>> START Material provided

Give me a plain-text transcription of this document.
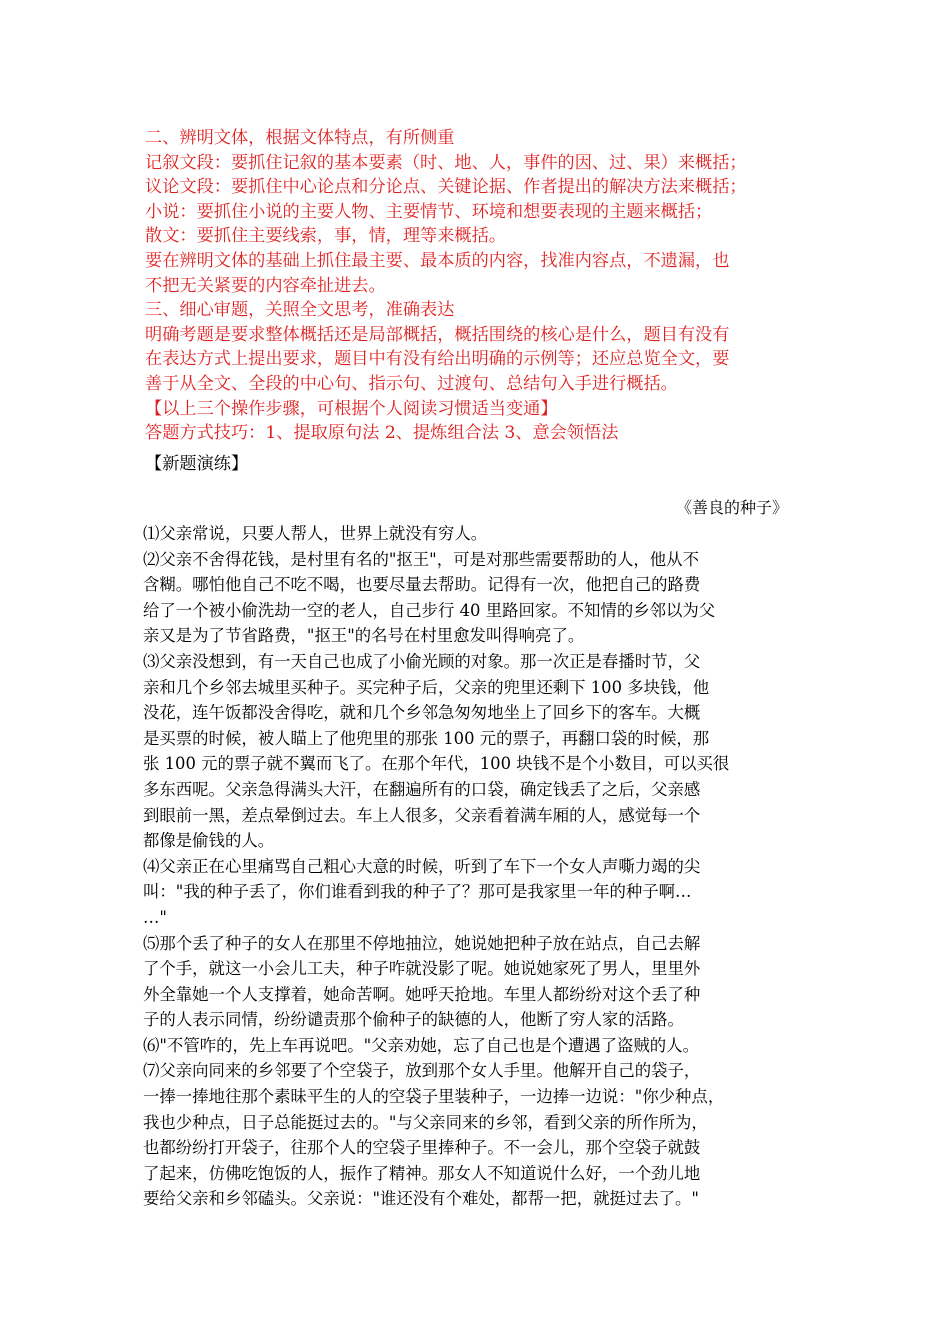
二、辨明文体，根据文体特点，有所侧重
记叙文段：要抓住记叙的基本要素（时、地、人，事件的因、过、果）来概括；
议论文段：要抓住中心论点和分论点、关键论据、作者提出的解决方法来概括；
小说：要抓住小说的主要人物、主要情节、环境和想要表现的主题来概括；
散文：要抓住主要线索，事，情，理等来概括。
要在辨明文体的基础上抓住最主要、最本质的内容，找准内容点，不遗漏，也
不把无关紧要的内容牵扯进去。
三、细心审题，关照全文思考，准确表达
明确考题是要求整体概括还是局部概括，概括围绕的核心是什么，题目有没有
在表达方式上提出要求，题目中有没有给出明确的示例等；还应总览全文，要
善于从全文、全段的中心句、指示句、过渡句、总结句入手进行概括。
【以上三个操作步骤，可根据个人阅读习惯适当变通】
答题方式技巧：1、提取原句法 2、提炼组合法 3、意会领悟法
【新题演练】
《善良的种子》
⑴父亲常说，只要人帮人，世界上就没有穷人。
⑵父亲不舍得花钱，是村里有名的"抠王"，可是对那些需要帮助的人，他从不
含糊。哪怕他自己不吃不喝，也要尽量去帮助。记得有一次，他把自己的路费
给了一个被小偷洗劫一空的老人，自己步行 40 里路回家。不知情的乡邻以为父
亲又是为了节省路费，"抠王"的名号在村里愈发叫得响亮了。
⑶父亲没想到，有一天自己也成了小偷光顾的对象。那一次正是春播时节，父
亲和几个乡邻去城里买种子。买完种子后，父亲的兜里还剩下 100 多块钱，他
没花，连午饭都没舍得吃，就和几个乡邻急匆匆地坐上了回乡下的客车。大概
是买票的时候，被人瞄上了他兜里的那张 100 元的票子，再翻口袋的时候，那
张 100 元的票子就不翼而飞了。在那个年代，100 块钱不是个小数目，可以买很
多东西呢。父亲急得满头大汗，在翻遍所有的口袋，确定钱丢了之后，父亲感
到眼前一黑，差点晕倒过去。车上人很多，父亲看着满车厢的人，感觉每一个
都像是偷钱的人。
⑷父亲正在心里痛骂自己粗心大意的时候，听到了车下一个女人声嘶力竭的尖
叫："我的种子丢了，你们谁看到我的种子了？那可是我家里一年的种子啊…
…"
⑸那个丢了种子的女人在那里不停地抽泣，她说她把种子放在站点，自己去解
了个手，就这一小会儿工夫，种子咋就没影了呢。她说她家死了男人，里里外
外全靠她一个人支撑着，她命苦啊。她呼天抢地。车里人都纷纷对这个丢了种
子的人表示同情，纷纷谴责那个偷种子的缺德的人，他断了穷人家的活路。
⑹"不管咋的，先上车再说吧。"父亲劝她，忘了自己也是个遭遇了盗贼的人。
⑺父亲向同来的乡邻要了个空袋子，放到那个女人手里。他解开自己的袋子，
一捧一捧地往那个素昧平生的人的空袋子里装种子，一边捧一边说："你少种点，
我也少种点，日子总能挺过去的。"与父亲同来的乡邻，看到父亲的所作所为，
也都纷纷打开袋子，往那个人的空袋子里捧种子。不一会儿，那个空袋子就鼓
了起来，仿佛吃饱饭的人，振作了精神。那女人不知道说什么好，一个劲儿地
要给父亲和乡邻磕头。父亲说："谁还没有个难处，都帮一把，就挺过去了。"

>> END Material provided

### Task objective
Copy the whole listing above word for word but do not carry over the pictures.

### Answer to the exercise
Give me a plain-text transcription of this document.
二、辨明文体，根据文体特点，有所侧重
记叙文段：要抓住记叙的基本要素（时、地、人，事件的因、过、果）来概括；
议论文段：要抓住中心论点和分论点、关键论据、作者提出的解决方法来概括；
小说：要抓住小说的主要人物、主要情节、环境和想要表现的主题来概括；
散文：要抓住主要线索，事，情，理等来概括。
要在辨明文体的基础上抓住最主要、最本质的内容，找准内容点，不遗漏，也
不把无关紧要的内容牵扯进去。
三、细心审题，关照全文思考，准确表达
明确考题是要求整体概括还是局部概括，概括围绕的核心是什么，题目有没有
在表达方式上提出要求，题目中有没有给出明确的示例等；还应总览全文，要
善于从全文、全段的中心句、指示句、过渡句、总结句入手进行概括。
【以上三个操作步骤，可根据个人阅读习惯适当变通】
答题方式技巧：1、提取原句法 2、提炼组合法 3、意会领悟法
【新题演练】
《善良的种子》
⑴父亲常说，只要人帮人，世界上就没有穷人。
⑵父亲不舍得花钱，是村里有名的"抠王"，可是对那些需要帮助的人，他从不
含糊。哪怕他自己不吃不喝，也要尽量去帮助。记得有一次，他把自己的路费
给了一个被小偷洗劫一空的老人，自己步行 40 里路回家。不知情的乡邻以为父
亲又是为了节省路费，"抠王"的名号在村里愈发叫得响亮了。
⑶父亲没想到，有一天自己也成了小偷光顾的对象。那一次正是春播时节，父
亲和几个乡邻去城里买种子。买完种子后，父亲的兜里还剩下 100 多块钱，他
没花，连午饭都没舍得吃，就和几个乡邻急匆匆地坐上了回乡下的客车。大概
是买票的时候，被人瞄上了他兜里的那张 100 元的票子，再翻口袋的时候，那
张 100 元的票子就不翼而飞了。在那个年代，100 块钱不是个小数目，可以买很
多东西呢。父亲急得满头大汗，在翻遍所有的口袋，确定钱丢了之后，父亲感
到眼前一黑，差点晕倒过去。车上人很多，父亲看着满车厢的人，感觉每一个
都像是偷钱的人。
⑷父亲正在心里痛骂自己粗心大意的时候，听到了车下一个女人声嘶力竭的尖
叫："我的种子丢了，你们谁看到我的种子了？那可是我家里一年的种子啊…
…"
⑸那个丢了种子的女人在那里不停地抽泣，她说她把种子放在站点，自己去解
了个手，就这一小会儿工夫，种子咋就没影了呢。她说她家死了男人，里里外
外全靠她一个人支撑着，她命苦啊。她呼天抢地。车里人都纷纷对这个丢了种
子的人表示同情，纷纷谴责那个偷种子的缺德的人，他断了穷人家的活路。
⑹"不管咋的，先上车再说吧。"父亲劝她，忘了自己也是个遭遇了盗贼的人。
⑺父亲向同来的乡邻要了个空袋子，放到那个女人手里。他解开自己的袋子，
一捧一捧地往那个素昧平生的人的空袋子里装种子，一边捧一边说："你少种点，
我也少种点，日子总能挺过去的。"与父亲同来的乡邻，看到父亲的所作所为，
也都纷纷打开袋子，往那个人的空袋子里捧种子。不一会儿，那个空袋子就鼓
了起来，仿佛吃饱饭的人，振作了精神。那女人不知道说什么好，一个劲儿地
要给父亲和乡邻磕头。父亲说："谁还没有个难处，都帮一把，就挺过去了。"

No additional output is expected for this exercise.